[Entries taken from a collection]

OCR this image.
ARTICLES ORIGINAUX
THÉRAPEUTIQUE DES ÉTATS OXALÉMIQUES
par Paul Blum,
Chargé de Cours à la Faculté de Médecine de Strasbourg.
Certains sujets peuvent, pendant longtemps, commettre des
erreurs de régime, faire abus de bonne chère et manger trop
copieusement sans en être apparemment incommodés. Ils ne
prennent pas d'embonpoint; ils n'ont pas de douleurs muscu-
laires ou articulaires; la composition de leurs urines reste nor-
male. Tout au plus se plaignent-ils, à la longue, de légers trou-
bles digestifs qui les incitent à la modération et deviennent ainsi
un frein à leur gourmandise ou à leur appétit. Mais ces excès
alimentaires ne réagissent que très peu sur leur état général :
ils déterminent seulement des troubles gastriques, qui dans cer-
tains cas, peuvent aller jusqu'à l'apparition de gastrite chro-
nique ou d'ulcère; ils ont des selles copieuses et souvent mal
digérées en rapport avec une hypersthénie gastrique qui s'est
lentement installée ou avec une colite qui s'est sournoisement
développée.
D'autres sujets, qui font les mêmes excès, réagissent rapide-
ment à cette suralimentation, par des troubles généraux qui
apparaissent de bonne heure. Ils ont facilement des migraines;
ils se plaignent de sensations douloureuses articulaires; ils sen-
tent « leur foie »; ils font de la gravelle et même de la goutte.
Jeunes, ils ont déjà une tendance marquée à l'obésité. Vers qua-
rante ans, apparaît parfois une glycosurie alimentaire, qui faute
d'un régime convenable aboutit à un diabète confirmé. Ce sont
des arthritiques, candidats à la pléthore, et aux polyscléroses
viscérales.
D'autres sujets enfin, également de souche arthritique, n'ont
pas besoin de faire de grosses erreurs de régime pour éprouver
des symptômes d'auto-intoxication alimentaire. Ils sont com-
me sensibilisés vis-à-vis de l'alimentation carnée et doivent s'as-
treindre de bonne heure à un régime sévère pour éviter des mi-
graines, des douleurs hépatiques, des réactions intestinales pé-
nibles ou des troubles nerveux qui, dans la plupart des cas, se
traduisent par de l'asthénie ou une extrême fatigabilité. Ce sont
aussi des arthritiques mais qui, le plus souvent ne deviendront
---
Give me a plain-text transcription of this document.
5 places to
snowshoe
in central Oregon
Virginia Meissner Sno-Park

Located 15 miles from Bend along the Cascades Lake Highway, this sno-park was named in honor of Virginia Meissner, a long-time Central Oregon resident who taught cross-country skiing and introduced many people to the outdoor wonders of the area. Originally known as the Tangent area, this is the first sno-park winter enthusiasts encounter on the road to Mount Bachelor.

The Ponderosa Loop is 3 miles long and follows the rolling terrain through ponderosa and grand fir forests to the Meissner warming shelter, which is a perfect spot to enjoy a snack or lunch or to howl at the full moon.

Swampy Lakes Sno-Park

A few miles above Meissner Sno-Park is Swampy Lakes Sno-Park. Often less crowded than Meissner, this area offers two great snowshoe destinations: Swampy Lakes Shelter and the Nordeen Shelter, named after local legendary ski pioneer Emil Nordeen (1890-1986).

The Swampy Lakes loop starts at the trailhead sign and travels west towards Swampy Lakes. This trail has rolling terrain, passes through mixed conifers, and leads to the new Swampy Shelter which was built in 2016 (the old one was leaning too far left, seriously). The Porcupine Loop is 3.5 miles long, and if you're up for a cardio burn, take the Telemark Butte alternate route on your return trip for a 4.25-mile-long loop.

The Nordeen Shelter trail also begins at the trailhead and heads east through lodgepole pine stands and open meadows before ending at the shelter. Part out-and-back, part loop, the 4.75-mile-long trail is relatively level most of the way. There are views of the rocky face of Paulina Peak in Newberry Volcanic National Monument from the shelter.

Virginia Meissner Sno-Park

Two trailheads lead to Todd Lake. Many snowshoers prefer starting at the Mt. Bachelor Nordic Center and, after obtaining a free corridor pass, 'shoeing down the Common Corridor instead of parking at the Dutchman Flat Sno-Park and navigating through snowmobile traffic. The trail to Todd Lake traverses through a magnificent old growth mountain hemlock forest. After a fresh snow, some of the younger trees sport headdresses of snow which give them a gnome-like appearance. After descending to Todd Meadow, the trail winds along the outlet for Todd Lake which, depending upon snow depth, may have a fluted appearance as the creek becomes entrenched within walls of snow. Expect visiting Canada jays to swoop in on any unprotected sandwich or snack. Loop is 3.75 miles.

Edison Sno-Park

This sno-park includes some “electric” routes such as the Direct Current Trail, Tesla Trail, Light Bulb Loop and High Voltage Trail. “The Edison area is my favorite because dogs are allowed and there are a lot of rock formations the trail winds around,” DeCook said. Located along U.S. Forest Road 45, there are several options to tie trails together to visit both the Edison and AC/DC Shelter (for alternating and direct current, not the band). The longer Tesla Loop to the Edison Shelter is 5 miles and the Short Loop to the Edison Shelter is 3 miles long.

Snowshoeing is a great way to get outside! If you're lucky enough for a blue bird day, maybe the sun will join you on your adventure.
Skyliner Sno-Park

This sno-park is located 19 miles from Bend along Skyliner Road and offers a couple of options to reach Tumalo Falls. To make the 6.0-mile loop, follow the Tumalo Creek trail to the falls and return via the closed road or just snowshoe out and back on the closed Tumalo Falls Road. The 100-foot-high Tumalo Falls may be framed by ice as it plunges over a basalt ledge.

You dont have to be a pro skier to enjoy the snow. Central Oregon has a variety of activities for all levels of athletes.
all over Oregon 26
==
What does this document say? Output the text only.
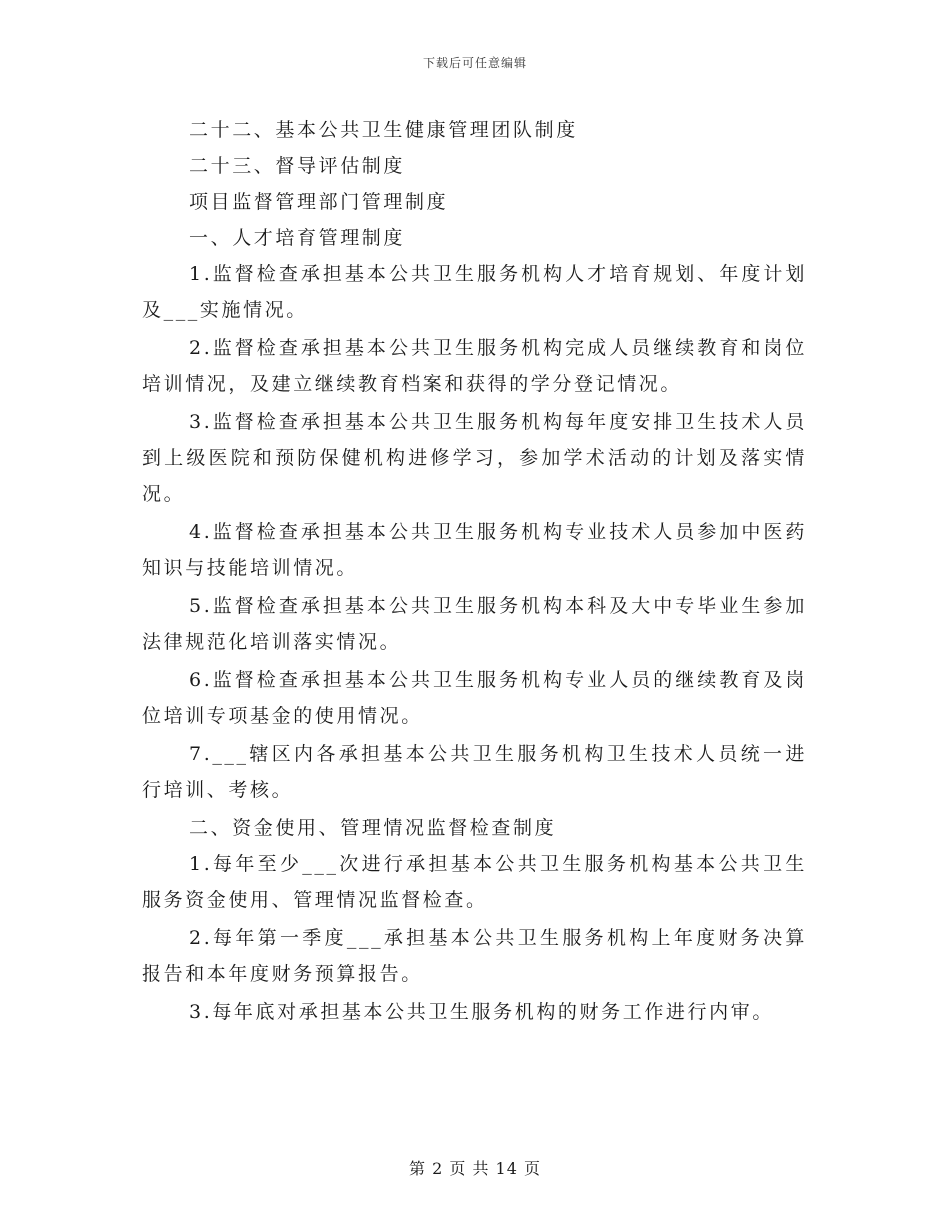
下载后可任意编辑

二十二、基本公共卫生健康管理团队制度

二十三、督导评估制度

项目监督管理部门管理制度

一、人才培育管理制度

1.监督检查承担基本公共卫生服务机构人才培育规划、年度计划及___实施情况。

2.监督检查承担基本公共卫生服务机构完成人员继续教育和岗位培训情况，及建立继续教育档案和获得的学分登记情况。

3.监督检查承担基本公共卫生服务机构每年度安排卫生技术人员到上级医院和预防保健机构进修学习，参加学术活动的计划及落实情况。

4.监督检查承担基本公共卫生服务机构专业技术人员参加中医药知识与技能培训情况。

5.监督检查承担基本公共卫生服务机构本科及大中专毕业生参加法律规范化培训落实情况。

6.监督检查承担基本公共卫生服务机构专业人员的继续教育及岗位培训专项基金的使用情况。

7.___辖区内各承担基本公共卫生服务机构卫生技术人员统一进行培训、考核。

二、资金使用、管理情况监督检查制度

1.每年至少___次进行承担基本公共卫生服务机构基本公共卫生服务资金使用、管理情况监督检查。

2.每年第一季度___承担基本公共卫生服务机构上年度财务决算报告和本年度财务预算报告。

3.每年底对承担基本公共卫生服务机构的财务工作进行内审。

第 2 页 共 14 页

Given request> Show the lines that mention the word "some".

Problem solution>
Two trailheads lead to Todd Lake. Many snowshoers prefer starting at the Mt. Bachelor Nordic Center and, after obtaining a free corridor pass, 'shoeing down the Common Corridor instead of parking at the Dutchman Flat Sno-Park and navigating through snowmobile traffic. The trail to Todd Lake traverses through a magnificent old growth mountain hemlock forest. After a fresh snow, some of the younger trees sport headdresses of snow which give them a gnome-like appearance. After descending to Todd Meadow, the trail winds along the outlet for Todd Lake which, depending upon snow depth, may have a fluted appearance as the creek becomes entrenched within walls of snow. Expect visiting Canada jays to swoop in on any unprotected sandwich or snack. Loop is 3.75 miles.
This sno-park includes some “electric” routes such as the Direct Current Trail, Tesla Trail, Light Bulb Loop and High Voltage Trail. “The Edison area is my favorite because dogs are allowed and there are a lot of rock formations the trail winds around,” DeCook said. Located along U.S. Forest Road 45, there are several options to tie trails together to visit both the Edison and AC/DC Shelter (for alternating and direct current, not the band). The longer Tesla Loop to the Edison Shelter is 5 miles and the Short Loop to the Edison Shelter is 3 miles long.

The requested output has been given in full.